Copy every line from the material below that holds "FAMIP".

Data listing
◆ ◆ ◆ ◆
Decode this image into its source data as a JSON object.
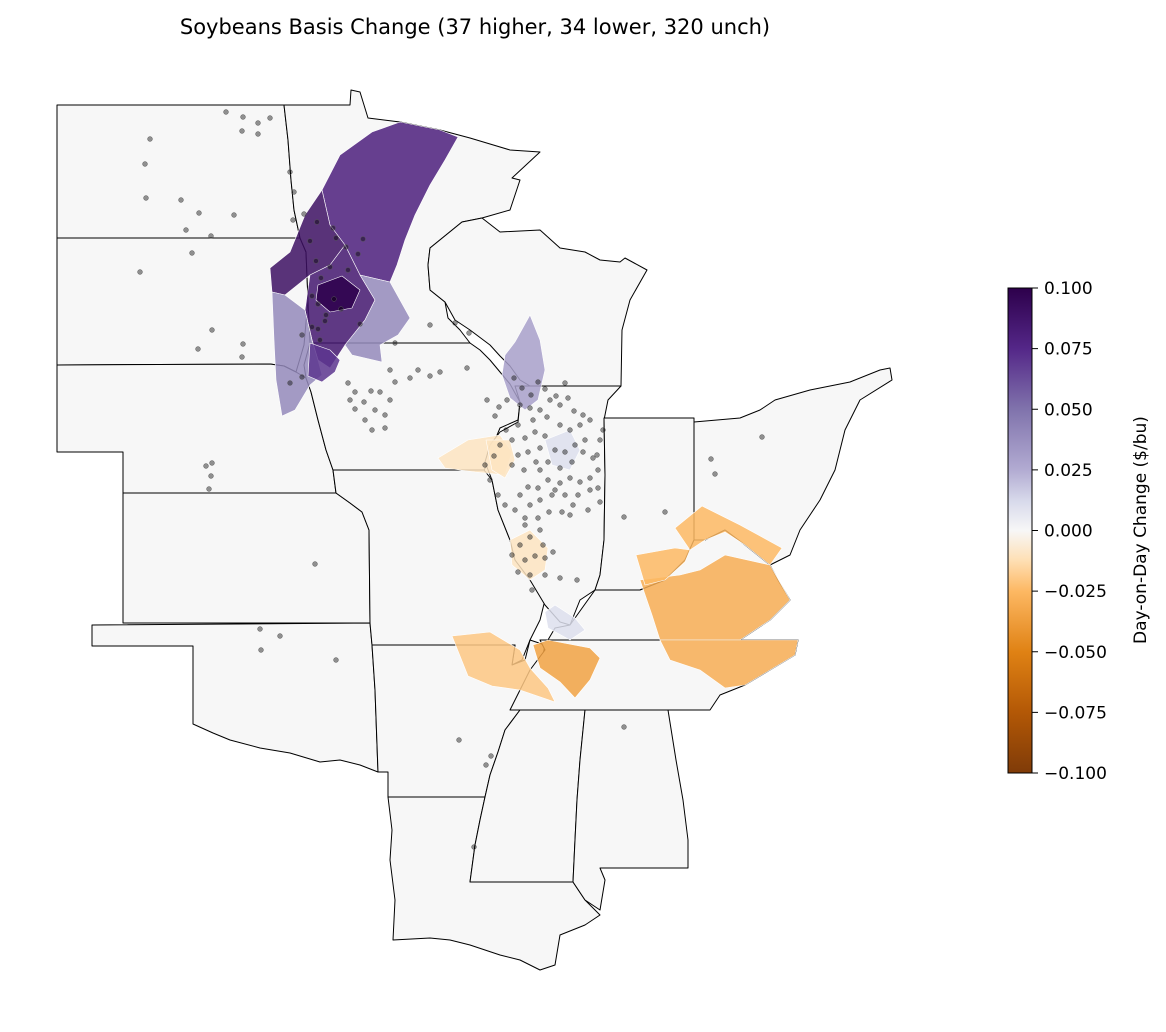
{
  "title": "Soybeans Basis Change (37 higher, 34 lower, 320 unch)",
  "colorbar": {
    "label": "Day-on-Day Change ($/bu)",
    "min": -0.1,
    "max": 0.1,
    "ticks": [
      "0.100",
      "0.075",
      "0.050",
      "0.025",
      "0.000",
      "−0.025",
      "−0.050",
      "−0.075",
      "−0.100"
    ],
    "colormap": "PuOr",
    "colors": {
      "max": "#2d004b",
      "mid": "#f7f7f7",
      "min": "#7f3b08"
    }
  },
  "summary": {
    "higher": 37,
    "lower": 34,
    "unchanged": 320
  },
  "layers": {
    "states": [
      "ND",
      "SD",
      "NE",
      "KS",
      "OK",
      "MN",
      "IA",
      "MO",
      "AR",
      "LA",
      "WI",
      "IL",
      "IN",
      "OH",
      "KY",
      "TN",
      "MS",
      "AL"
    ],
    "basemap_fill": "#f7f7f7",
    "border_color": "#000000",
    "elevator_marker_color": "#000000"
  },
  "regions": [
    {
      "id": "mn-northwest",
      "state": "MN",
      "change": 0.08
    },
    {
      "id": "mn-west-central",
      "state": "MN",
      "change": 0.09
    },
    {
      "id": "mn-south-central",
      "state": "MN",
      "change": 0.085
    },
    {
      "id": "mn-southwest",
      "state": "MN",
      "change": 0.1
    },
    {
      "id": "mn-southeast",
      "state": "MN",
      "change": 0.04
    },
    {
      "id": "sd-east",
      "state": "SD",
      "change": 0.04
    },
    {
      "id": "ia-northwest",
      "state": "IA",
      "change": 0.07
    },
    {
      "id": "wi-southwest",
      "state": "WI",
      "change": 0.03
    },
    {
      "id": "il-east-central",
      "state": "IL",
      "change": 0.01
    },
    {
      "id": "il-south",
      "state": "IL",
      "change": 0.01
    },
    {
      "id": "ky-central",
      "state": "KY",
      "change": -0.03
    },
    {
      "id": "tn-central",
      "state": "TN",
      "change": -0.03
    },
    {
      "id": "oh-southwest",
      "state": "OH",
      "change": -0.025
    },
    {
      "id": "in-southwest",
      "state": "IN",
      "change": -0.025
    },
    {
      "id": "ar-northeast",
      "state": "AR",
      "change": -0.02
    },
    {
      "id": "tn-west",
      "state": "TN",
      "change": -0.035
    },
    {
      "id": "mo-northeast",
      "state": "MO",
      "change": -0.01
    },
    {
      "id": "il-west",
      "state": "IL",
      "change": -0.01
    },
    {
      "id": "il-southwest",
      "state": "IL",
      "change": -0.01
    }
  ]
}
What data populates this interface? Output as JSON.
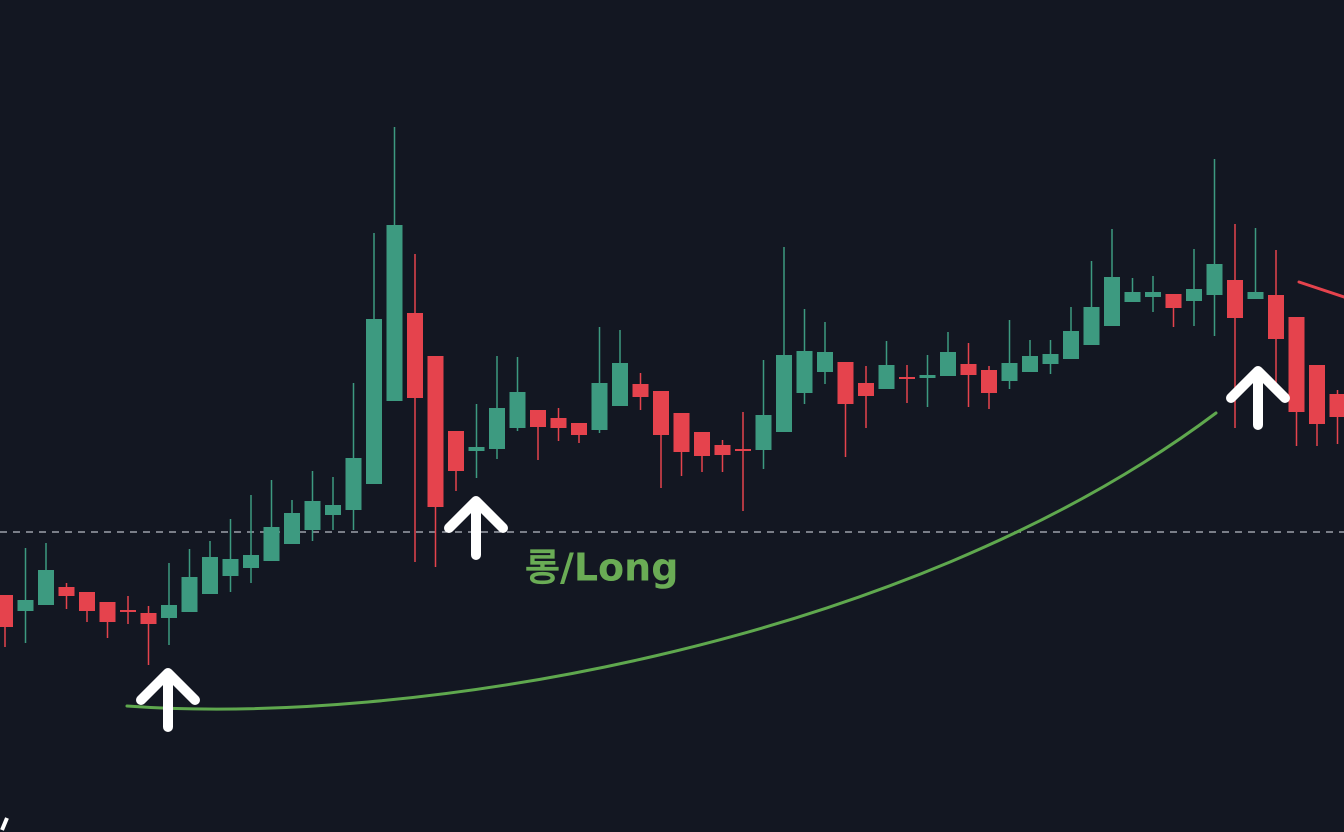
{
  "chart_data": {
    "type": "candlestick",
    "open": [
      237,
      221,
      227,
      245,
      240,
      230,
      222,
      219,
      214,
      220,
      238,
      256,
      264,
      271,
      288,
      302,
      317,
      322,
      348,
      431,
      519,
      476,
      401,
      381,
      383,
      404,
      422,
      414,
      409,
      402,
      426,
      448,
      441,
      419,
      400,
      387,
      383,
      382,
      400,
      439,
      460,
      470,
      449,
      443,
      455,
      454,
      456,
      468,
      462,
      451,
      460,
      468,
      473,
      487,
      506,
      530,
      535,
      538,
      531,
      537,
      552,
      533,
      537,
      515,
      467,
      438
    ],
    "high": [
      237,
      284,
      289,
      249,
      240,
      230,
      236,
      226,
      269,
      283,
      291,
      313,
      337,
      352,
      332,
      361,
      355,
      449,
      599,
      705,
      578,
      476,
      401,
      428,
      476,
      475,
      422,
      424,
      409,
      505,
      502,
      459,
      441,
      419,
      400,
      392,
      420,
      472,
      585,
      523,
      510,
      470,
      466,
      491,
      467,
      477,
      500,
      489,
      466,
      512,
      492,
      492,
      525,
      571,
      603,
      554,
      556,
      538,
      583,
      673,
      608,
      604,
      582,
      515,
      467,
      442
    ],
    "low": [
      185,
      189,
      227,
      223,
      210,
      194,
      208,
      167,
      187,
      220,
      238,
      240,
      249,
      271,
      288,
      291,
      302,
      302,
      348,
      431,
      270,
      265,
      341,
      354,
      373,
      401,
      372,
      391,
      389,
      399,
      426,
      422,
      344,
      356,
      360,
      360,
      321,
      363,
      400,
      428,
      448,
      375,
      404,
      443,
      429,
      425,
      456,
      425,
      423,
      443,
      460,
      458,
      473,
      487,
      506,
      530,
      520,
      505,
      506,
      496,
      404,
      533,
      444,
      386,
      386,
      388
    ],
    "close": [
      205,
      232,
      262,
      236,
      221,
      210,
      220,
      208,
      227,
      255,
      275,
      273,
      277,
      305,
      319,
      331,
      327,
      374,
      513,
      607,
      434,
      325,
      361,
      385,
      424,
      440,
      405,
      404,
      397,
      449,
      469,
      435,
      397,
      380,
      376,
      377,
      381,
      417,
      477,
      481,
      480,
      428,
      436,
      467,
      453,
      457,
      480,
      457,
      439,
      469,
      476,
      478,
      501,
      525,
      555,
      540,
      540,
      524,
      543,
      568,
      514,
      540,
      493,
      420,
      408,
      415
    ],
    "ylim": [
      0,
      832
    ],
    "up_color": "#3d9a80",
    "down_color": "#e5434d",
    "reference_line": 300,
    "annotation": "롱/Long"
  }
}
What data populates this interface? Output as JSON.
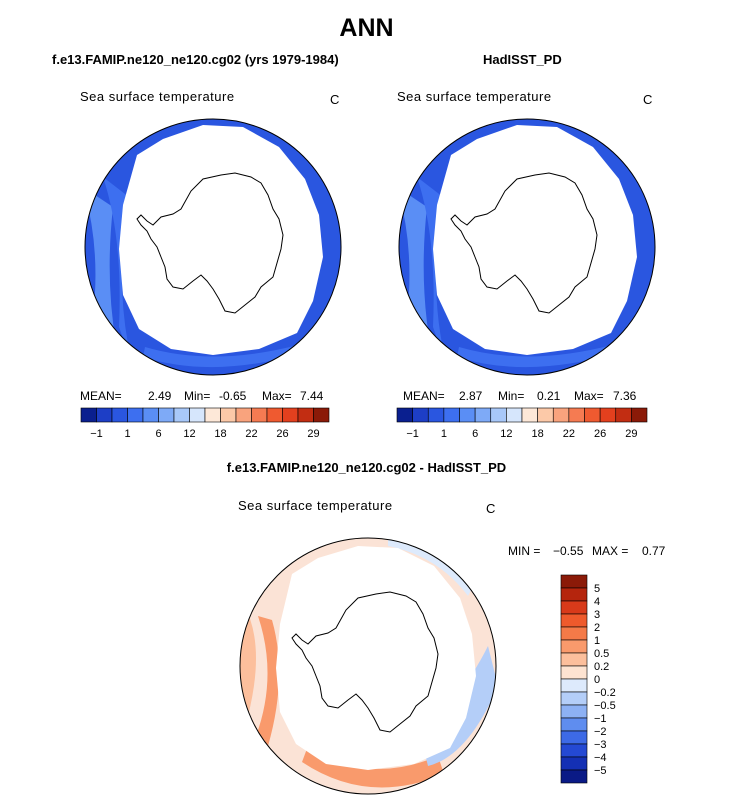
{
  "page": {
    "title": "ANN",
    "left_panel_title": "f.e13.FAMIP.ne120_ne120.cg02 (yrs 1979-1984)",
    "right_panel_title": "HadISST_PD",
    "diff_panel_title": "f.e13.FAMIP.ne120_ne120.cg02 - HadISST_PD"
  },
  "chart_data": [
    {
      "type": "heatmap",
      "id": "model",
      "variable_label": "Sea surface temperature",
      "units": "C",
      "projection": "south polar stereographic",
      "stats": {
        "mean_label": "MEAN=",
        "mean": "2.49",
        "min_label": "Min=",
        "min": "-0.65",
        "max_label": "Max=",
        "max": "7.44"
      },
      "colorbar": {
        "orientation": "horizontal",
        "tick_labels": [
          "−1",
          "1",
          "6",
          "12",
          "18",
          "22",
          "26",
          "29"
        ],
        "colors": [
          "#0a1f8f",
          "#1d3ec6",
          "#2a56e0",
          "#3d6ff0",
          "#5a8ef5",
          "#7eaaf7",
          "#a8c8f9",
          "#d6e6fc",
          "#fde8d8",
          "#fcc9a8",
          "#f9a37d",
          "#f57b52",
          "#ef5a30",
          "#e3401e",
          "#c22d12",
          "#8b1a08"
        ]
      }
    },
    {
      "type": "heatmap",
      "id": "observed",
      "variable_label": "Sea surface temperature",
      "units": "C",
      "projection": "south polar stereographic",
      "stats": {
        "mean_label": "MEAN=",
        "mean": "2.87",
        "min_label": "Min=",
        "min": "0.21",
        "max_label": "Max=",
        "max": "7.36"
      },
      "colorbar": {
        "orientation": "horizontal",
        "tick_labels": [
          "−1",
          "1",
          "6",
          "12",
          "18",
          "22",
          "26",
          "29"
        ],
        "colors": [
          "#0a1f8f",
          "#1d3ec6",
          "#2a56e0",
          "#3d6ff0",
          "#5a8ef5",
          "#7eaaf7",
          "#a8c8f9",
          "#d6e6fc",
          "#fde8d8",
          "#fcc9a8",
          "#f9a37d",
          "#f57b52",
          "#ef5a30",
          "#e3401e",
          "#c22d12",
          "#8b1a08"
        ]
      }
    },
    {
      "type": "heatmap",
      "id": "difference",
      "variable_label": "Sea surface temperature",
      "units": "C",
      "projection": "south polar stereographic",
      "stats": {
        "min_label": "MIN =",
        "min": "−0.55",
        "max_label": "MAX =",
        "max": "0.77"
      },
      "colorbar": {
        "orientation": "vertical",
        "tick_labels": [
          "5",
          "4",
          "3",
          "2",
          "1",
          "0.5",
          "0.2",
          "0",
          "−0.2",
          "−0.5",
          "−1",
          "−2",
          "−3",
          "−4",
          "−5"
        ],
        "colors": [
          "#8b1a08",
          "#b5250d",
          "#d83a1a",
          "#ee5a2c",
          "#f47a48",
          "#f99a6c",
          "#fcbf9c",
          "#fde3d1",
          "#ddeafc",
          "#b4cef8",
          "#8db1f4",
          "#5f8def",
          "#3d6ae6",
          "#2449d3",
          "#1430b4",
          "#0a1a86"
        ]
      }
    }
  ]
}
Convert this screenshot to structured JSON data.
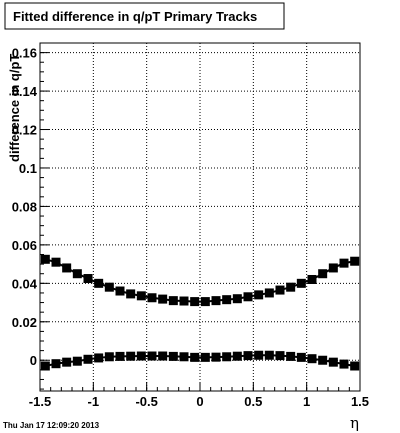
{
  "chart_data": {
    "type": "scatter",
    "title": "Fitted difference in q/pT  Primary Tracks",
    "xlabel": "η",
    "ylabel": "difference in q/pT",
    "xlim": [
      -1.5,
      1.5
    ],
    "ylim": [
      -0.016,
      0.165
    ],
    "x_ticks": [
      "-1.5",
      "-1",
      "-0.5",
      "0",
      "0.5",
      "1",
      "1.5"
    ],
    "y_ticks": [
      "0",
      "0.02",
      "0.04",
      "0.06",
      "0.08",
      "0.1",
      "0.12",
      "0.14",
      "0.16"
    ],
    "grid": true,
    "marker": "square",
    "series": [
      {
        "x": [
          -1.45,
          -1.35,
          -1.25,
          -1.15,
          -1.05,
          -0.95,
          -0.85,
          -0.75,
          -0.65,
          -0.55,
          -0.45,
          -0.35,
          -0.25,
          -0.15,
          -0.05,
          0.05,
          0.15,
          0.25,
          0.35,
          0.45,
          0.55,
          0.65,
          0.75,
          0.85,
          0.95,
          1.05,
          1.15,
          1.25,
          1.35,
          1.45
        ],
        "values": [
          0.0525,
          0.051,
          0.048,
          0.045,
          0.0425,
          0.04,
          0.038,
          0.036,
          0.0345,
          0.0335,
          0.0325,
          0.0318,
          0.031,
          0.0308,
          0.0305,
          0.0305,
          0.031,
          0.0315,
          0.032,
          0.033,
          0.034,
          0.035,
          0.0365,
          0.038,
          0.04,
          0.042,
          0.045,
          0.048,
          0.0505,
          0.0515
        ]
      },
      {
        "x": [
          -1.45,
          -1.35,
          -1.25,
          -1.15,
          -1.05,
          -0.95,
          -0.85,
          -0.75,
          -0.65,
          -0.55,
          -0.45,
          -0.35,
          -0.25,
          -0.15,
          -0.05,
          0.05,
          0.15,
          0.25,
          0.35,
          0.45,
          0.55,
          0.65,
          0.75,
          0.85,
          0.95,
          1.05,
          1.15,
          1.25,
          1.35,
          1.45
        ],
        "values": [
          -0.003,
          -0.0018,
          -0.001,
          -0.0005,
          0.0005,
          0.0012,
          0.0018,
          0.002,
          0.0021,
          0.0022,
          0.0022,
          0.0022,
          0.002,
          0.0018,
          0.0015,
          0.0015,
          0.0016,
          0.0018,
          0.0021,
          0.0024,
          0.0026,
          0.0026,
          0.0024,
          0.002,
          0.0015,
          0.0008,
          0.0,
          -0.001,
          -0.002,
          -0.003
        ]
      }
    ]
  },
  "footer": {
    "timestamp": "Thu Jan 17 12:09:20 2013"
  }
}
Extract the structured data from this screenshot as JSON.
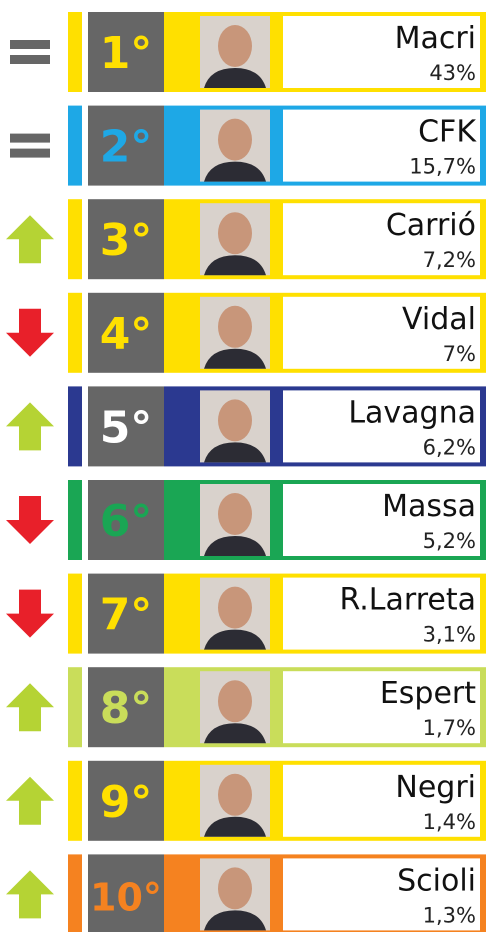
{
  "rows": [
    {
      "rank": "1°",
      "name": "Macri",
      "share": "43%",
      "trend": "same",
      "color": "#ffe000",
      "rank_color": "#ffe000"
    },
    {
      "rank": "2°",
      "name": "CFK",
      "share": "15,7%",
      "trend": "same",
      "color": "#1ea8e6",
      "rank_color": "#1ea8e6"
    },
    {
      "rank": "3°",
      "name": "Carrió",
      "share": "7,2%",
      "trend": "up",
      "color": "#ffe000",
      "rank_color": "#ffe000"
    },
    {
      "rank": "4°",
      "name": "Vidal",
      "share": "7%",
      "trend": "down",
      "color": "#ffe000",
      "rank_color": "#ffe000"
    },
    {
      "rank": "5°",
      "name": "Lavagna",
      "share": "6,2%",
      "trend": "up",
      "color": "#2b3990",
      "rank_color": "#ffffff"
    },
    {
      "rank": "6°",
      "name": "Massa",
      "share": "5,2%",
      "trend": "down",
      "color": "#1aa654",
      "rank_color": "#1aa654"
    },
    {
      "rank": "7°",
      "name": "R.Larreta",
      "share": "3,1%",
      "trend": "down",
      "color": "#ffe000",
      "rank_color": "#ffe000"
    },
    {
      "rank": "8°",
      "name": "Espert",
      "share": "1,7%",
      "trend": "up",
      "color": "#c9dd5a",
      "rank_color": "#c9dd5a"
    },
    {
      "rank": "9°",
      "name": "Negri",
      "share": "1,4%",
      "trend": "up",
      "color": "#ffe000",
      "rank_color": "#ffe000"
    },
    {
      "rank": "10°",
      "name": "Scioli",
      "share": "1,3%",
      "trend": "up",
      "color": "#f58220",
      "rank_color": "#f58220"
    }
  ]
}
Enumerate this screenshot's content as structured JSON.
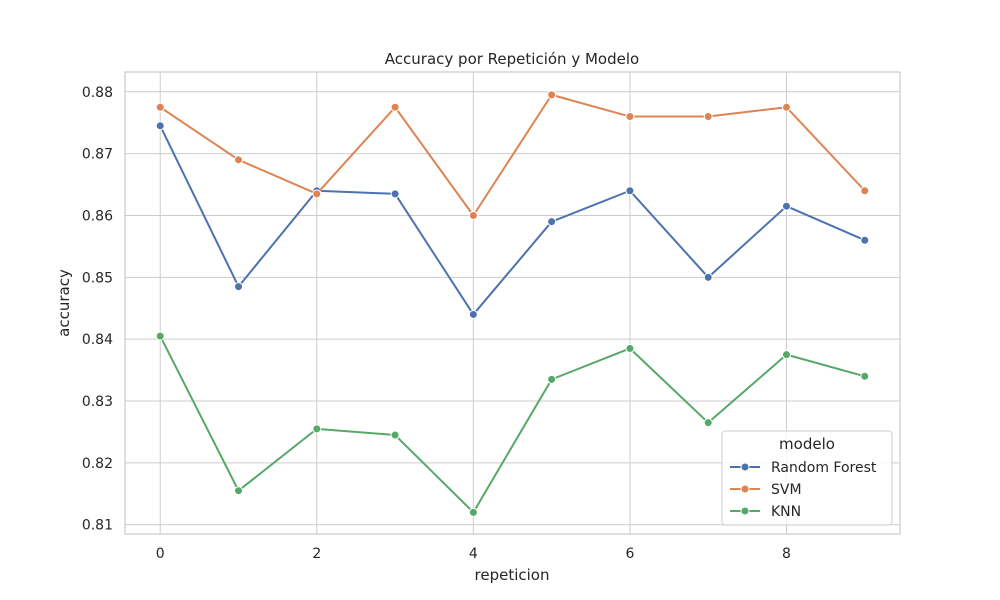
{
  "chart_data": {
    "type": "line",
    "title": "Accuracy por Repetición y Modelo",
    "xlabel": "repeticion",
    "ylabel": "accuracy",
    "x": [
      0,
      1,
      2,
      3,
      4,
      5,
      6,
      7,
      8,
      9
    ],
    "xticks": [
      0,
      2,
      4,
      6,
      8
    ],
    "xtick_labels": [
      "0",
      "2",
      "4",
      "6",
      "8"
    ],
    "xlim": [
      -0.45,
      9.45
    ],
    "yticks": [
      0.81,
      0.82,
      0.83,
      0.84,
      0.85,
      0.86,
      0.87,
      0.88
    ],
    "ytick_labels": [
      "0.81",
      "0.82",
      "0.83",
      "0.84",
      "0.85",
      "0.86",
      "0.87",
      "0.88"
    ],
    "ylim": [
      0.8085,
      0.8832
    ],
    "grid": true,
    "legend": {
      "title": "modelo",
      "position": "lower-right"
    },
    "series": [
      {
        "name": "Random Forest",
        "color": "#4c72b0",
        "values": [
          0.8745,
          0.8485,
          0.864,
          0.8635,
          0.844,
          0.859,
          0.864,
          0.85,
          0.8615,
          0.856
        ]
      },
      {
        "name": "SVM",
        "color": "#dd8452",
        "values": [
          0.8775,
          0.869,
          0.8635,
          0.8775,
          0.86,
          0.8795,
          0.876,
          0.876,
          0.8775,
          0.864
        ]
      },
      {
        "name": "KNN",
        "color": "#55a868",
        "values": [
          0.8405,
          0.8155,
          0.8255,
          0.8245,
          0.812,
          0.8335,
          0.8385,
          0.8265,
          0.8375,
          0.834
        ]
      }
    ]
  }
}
◆ ◆ ◆ ◆
● **Expected answer**:
    "left_panel_title": "f.e13.FAMIP.ne120_ne120.cg02 (yrs 1979-1984)",
    "diff_panel_title": "f.e13.FAMIP.ne120_ne120.cg02 - HadISST_PD"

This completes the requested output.